#### [PASSAGE SHOWN]
Start of Block
CVE-2025-2241 (CVSS3 Base 8.2, EPSS Percentile 5.61%)

A flaw was found in Hive, a component of Multicluster Engine (MCE) and Advanced Cluster Management (ACM). This vulnerability causes VCenter credentials to be exposed in the ClusterProvision object after provisioning a VSphere cluster. Users with read access to ClusterProvision objects can extract sensitive credentials even if they do not have direct access to Kubernetes Secrets. This issue can lead to unauthorized VCenter access, cluster management, and privilege escalation.

https://access.redhat.com/security/cve/CVE-2025-2241

CVE-2025-29781 (CVSS3 Base 6.2, EPSS Percentile 11.72%)

The Bare Metal Operator (BMO) implements a Kubernetes API for managing bare metal hosts in Metal3. Baremetal Operator enables users to load Secret from arbitrary namespaces upon deployment of the namespace scoped Custom Resource `BMCEventSubscription`. Prior to versions 0.8.1 and 0.9.1, an adversary Kubernetes account with only namespace level roles (e.g. a tenant controlling a namespace) may create a `BMCEventSubscription` in his authorized namespace and then load Secrets from his unauthorized namespaces to his authorized namespace via the Baremetal Operator, causing Secret Leakage.

https://github.com/metal3-io/baremetal-operator/security/advisories/GHSA-c98h-7hp9-v9hq

The MITRE ENGAGETM Advisory Engagement Framework

MITRE Engage™ emerged as an evolution of MITRE’s work in cyber deception and adversary engagement, building on nearly a decade of internal research and collaboration with the defense and intelligence communities. It was publicly launched by MITRE in 2021 as a complementary framework to MITRE ATT&CK, but with a different goal: rather than just mapping adversary behavior, Engage helps organizations proactively influence, delay, or collect intelligence on attackers.

Originally termed as MITRE Shield project — Engage consolidates practical knowledge about using deception technologies, honeypots, and strategic engagement tactics into a structured matrix similar to ATT&CK.

MITRE Engage is designed for:

  • Blue teams and threat hunters building active defense playbooks
  • Red teams and adversary emulation teams planning realistic attack scenarios
  • Threat intelligence analysts studying attacker behavior via engagement telemetry
  • CISOs and architects looking to incorporate cyber deception into risk mitigation

It is especially valuable for sectors with high-value assets (e.g., government, critical infrastructure, financial services) who want to go beyond detection and take control of adversary interactions.

For more details, see https://engage.mitre.org/

How is AI Strengthening Zero Trust?

The article was authored by Aparna Achanta, Principal Security Architect, IBM, and published recently in 2025.
End of Block
#### [TASKS TO PERFORM]
• a. Quote the security digest from "Originally termed as" to "Strengthening Zero Trust?".
• b. According to the security digest, what was MITRE Engage originally termed?
Work from the security digest alone.

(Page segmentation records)
Start of Block
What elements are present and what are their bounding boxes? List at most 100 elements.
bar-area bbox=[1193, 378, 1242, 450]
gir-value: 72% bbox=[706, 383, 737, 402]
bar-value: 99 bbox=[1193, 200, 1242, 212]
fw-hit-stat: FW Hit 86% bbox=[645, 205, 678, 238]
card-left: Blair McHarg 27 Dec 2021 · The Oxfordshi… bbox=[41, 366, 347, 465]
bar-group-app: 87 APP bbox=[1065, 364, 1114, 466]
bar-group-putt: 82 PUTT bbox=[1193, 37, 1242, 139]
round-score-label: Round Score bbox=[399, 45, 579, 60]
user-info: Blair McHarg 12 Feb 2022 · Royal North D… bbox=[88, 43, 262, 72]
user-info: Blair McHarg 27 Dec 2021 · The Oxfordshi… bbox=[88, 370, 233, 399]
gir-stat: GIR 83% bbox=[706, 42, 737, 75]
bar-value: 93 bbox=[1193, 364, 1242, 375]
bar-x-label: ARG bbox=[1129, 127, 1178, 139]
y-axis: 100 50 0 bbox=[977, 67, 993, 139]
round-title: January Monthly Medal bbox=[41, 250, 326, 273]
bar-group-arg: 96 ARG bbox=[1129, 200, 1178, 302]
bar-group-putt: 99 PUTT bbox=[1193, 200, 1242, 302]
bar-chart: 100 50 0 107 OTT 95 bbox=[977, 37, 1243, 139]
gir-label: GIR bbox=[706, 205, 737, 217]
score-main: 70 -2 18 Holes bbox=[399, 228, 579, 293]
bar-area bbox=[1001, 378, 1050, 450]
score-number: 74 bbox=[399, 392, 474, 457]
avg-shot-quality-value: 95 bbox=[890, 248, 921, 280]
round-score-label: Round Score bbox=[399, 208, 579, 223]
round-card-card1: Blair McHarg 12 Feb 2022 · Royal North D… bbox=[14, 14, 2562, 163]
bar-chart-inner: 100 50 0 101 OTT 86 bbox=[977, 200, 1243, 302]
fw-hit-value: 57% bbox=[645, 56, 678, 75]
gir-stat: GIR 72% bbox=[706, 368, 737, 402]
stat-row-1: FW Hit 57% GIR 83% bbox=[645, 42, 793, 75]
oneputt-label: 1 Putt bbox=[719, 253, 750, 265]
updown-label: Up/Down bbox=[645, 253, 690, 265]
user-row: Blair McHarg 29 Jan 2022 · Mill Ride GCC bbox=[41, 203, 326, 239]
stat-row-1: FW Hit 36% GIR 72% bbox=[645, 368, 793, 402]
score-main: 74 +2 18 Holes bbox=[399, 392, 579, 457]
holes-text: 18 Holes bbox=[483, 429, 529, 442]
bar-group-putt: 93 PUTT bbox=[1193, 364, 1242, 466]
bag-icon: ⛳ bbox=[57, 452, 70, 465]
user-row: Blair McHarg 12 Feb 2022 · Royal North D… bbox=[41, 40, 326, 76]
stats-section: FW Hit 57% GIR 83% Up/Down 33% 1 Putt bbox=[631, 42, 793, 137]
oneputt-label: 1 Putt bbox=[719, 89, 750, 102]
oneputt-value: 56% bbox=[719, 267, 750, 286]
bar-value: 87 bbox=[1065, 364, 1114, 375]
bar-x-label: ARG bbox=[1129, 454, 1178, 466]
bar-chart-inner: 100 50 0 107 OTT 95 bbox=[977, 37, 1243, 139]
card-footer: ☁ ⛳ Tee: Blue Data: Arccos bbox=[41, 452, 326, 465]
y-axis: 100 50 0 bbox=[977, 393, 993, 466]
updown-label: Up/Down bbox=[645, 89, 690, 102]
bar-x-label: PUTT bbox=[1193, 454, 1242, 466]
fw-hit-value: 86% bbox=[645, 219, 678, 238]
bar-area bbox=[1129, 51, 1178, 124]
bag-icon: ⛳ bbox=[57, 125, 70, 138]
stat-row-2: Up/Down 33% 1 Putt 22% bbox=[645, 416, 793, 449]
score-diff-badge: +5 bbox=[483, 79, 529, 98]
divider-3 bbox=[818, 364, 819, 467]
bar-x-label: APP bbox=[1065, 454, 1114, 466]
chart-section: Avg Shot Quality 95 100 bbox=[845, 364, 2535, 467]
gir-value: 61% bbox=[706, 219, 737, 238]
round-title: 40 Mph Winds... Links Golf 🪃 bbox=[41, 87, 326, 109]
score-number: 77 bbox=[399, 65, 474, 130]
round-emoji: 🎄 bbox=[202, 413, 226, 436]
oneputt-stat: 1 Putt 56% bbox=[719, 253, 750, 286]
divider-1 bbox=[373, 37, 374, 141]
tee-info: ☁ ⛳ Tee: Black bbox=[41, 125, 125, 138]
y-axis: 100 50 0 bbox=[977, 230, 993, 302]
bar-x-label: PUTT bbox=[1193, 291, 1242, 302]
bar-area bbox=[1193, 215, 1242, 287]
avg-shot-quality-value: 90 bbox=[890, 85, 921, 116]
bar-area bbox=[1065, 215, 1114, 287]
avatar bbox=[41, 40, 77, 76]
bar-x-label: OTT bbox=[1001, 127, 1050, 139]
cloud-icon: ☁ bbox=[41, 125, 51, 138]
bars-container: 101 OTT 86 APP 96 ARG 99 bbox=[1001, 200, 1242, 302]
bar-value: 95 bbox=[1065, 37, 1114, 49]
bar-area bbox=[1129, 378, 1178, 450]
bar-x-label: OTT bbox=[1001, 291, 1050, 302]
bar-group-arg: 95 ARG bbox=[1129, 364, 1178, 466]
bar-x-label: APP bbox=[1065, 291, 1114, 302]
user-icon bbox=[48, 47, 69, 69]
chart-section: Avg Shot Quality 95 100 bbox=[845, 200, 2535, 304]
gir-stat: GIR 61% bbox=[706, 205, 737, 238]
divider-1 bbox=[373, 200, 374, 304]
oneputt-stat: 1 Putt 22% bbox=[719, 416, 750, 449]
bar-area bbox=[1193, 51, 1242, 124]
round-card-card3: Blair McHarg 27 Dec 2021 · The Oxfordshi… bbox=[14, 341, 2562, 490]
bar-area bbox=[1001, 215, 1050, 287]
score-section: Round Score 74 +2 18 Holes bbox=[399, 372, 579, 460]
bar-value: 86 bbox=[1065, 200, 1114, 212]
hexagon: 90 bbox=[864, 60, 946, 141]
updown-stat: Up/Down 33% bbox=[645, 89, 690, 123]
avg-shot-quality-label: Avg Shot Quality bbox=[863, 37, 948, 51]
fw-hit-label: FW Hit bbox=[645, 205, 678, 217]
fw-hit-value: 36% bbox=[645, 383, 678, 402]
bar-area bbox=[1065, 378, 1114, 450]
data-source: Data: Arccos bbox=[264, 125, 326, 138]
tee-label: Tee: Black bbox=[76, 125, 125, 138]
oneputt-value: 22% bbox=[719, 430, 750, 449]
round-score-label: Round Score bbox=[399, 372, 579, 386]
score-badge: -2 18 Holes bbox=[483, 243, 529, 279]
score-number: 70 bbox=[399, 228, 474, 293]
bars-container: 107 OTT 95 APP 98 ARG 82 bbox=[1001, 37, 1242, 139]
End of Block
#### [TASK ANSWERS]
• a.
Originally termed as MITRE Shield project — Engage consolidates practical knowledge about using deception technologies, honeypots, and strategic engagement tactics into a structured matrix similar to ATT&CK.

MITRE Engage is designed for:

  • Blue teams and threat hunters building active defense playbooks
  • Red teams and adversary emulation teams planning realistic attack scenarios
  • Threat intelligence analysts studying attacker behavior via engagement telemetry
  • CISOs and architects looking to incorporate cyber deception into risk mitigation

It is especially valuable for sectors with high-value assets (e.g., government, critical infrastructure, financial services) who want to go beyond detection and take control of adversary interactions.

For more details, see https://engage.mitre.org/

How is AI Strengthening Zero Trust?

• b. MITRE Shield project